**Problem details:**
Revise the rows from the start through the line containing "chevron-right-icon[interactable] <box>992 412", replacing "status-bar" with "top-bar" and leaving everything else unchanged.

# Start of Excerpted data

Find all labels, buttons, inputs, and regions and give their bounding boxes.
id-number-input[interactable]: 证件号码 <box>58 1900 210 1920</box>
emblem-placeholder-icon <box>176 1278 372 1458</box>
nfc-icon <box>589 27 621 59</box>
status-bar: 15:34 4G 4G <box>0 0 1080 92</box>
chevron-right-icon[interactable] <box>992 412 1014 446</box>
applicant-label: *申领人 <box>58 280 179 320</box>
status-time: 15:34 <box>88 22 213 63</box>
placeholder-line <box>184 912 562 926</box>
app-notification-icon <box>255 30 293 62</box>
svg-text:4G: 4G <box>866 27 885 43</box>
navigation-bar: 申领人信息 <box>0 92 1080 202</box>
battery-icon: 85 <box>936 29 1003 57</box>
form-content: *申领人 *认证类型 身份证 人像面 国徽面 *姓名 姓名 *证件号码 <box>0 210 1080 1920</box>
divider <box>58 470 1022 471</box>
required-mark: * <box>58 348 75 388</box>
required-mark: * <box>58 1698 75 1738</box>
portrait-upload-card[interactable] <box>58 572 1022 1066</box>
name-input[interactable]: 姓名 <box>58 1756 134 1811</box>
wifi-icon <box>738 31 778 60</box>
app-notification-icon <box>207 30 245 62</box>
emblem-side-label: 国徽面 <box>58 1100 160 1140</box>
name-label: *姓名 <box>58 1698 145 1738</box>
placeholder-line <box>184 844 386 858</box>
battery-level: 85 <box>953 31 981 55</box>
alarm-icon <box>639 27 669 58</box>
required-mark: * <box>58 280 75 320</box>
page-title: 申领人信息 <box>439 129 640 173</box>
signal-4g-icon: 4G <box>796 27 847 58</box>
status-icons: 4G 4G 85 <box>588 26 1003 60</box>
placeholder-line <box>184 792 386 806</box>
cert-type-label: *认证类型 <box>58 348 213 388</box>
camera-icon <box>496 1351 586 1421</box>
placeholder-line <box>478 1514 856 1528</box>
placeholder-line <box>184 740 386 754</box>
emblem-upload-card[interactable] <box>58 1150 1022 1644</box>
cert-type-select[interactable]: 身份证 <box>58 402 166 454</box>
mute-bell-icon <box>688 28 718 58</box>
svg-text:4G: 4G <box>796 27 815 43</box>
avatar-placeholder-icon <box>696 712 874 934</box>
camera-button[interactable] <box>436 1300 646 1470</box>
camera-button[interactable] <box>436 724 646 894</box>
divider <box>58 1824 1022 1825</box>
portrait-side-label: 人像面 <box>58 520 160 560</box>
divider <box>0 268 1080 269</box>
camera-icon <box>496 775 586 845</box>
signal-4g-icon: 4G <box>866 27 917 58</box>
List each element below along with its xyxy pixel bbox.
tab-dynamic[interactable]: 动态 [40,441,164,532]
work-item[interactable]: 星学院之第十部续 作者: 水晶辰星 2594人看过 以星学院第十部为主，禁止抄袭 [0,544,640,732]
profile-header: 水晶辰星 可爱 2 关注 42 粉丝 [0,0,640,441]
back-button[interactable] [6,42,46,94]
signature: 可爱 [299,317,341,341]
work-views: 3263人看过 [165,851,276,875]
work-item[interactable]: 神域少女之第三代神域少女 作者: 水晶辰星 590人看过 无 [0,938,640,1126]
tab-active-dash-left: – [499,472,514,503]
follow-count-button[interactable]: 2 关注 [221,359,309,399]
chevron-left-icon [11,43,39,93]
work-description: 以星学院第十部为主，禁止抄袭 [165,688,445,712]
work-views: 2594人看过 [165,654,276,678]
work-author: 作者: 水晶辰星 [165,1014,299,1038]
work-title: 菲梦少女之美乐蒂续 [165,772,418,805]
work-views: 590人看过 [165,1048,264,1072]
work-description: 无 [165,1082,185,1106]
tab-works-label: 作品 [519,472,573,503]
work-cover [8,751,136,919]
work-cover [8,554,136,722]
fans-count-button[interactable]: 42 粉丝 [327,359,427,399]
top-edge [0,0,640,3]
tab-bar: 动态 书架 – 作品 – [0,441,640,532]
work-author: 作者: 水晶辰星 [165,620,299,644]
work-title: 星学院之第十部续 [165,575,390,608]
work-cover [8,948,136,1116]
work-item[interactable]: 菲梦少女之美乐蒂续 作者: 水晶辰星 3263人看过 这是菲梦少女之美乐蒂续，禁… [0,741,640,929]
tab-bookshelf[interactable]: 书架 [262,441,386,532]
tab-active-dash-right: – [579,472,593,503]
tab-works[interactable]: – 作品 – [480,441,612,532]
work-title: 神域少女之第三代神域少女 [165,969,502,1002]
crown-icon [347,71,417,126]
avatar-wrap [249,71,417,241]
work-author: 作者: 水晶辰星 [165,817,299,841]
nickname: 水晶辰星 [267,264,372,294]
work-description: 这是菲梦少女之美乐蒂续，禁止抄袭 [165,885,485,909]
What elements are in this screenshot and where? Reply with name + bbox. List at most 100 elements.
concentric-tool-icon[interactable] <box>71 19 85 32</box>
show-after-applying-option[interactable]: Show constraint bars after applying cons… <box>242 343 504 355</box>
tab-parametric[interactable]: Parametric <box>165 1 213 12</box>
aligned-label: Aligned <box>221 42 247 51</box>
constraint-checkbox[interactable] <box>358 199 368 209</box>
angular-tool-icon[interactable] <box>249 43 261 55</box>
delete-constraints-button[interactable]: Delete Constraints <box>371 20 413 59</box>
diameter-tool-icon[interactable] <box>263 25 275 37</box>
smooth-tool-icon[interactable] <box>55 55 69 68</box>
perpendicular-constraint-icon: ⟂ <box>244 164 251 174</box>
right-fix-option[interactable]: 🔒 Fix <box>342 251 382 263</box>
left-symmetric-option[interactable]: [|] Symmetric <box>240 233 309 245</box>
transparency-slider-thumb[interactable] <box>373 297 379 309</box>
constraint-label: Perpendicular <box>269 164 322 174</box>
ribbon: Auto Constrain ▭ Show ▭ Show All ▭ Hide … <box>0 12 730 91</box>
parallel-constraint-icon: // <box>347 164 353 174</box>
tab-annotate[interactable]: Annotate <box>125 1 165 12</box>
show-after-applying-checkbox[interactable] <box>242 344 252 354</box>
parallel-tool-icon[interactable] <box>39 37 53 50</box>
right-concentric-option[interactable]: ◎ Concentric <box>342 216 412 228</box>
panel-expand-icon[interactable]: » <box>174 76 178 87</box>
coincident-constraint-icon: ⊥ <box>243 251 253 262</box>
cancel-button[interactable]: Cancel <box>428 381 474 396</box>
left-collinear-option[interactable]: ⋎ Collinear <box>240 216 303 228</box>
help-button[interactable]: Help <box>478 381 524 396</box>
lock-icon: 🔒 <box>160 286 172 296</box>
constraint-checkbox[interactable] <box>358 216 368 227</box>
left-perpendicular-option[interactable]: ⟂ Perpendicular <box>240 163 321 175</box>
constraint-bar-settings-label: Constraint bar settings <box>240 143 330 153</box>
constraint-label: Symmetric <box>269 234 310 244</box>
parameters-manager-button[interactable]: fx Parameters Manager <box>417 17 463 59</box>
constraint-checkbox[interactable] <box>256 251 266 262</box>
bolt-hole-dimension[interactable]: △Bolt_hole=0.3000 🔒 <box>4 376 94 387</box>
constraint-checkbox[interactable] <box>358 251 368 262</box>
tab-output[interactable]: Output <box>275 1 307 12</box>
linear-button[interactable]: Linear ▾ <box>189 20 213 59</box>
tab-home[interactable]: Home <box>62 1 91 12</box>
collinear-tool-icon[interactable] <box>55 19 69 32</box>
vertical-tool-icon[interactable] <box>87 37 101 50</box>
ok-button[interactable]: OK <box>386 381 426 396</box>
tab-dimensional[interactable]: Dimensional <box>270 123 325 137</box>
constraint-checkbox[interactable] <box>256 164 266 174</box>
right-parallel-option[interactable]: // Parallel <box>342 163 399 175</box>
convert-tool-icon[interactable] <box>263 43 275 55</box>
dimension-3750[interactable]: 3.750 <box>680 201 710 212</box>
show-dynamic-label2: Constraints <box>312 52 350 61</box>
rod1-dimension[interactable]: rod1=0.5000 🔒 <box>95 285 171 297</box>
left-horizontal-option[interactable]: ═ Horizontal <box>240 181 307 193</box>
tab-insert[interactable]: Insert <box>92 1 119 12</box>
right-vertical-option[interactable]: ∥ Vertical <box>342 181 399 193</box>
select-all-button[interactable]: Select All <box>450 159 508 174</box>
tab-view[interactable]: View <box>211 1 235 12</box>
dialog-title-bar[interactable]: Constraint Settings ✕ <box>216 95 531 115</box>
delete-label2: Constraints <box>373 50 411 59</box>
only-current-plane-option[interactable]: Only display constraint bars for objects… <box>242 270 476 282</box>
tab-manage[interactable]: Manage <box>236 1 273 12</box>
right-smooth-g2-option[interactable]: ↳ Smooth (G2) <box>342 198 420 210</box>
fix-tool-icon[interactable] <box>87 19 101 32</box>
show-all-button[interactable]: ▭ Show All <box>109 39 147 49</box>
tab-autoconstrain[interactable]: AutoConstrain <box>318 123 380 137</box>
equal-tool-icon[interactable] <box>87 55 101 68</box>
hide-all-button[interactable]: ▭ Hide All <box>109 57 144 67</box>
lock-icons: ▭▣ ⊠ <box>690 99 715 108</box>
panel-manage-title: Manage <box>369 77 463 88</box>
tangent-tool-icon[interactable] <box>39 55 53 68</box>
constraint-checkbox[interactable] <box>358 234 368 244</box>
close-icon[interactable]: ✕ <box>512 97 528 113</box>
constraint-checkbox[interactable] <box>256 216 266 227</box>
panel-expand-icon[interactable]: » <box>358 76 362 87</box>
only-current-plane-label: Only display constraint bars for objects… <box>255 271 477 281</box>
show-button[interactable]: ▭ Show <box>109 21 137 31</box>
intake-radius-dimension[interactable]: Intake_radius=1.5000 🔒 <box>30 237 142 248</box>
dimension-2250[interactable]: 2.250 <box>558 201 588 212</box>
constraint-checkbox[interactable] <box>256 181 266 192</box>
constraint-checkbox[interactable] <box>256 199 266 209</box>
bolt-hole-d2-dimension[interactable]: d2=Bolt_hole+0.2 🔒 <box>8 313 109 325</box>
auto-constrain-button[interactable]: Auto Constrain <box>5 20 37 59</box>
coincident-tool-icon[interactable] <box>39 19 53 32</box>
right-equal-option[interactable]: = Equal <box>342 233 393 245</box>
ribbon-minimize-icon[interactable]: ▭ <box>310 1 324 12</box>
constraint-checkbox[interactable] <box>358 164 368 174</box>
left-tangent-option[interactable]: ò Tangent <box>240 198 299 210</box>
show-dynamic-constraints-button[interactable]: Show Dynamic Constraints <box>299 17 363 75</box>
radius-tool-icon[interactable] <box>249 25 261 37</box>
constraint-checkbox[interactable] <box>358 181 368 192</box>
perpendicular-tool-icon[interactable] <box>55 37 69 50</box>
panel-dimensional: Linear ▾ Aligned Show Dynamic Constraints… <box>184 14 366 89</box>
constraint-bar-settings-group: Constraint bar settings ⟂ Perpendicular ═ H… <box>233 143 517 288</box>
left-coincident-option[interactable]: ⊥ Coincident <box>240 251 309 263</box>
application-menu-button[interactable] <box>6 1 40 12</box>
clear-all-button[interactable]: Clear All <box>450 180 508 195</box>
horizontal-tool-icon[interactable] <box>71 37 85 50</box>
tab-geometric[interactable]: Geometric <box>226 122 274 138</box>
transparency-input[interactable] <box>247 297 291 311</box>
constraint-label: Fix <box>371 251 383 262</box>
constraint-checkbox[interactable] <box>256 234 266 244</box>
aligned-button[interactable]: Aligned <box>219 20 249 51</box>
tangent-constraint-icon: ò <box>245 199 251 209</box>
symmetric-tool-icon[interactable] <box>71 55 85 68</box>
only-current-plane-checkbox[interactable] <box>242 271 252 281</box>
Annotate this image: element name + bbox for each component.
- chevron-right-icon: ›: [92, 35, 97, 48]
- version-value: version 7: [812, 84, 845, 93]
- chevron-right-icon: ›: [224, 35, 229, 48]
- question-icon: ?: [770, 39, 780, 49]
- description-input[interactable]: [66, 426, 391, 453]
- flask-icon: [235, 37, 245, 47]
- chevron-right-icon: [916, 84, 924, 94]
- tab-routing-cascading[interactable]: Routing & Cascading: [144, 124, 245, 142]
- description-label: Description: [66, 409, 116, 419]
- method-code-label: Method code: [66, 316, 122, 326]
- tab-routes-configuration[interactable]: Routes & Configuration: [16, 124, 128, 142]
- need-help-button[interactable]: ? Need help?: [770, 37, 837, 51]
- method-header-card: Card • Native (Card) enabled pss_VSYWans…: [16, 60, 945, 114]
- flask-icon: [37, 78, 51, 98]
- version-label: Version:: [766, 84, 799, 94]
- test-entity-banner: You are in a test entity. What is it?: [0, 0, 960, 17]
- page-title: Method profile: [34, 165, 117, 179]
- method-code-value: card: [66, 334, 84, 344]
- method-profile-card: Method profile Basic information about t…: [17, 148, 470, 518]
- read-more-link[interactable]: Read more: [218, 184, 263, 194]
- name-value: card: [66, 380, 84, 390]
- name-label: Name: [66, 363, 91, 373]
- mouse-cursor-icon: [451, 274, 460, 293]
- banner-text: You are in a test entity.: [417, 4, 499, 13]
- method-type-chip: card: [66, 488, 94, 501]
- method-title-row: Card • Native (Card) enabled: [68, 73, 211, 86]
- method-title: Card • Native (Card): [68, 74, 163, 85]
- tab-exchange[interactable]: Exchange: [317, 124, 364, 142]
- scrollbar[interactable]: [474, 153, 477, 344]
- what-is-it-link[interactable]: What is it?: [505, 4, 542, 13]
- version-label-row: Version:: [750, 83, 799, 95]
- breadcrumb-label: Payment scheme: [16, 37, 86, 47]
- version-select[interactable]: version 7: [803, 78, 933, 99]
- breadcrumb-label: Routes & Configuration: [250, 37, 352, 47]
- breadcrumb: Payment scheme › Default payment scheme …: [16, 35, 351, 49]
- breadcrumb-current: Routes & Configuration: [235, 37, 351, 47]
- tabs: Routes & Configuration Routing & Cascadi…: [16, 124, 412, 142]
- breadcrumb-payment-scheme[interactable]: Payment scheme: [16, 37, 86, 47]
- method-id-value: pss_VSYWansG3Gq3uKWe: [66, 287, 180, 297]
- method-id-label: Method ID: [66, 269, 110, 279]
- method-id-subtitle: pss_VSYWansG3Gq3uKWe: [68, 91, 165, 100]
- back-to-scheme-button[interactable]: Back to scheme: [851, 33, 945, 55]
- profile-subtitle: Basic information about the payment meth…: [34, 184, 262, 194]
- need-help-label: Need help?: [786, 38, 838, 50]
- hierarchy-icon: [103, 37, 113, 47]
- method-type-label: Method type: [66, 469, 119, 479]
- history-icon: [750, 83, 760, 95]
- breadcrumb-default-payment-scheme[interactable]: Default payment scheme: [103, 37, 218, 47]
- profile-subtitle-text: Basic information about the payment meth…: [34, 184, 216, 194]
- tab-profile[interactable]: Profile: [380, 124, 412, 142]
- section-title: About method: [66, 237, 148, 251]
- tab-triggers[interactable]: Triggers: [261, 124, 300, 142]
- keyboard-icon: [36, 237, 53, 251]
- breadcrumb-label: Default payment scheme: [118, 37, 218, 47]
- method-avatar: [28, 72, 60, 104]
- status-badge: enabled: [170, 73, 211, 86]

# End of Excerpted data

**Answer to the task:**
Find all labels, buttons, inputs, and regions and give their bounding boxes.
id-number-input[interactable]: 证件号码 <box>58 1900 210 1920</box>
emblem-placeholder-icon <box>176 1278 372 1458</box>
nfc-icon <box>589 27 621 59</box>
top-bar: 15:34 4G 4G <box>0 0 1080 92</box>
chevron-right-icon[interactable] <box>992 412 1014 446</box>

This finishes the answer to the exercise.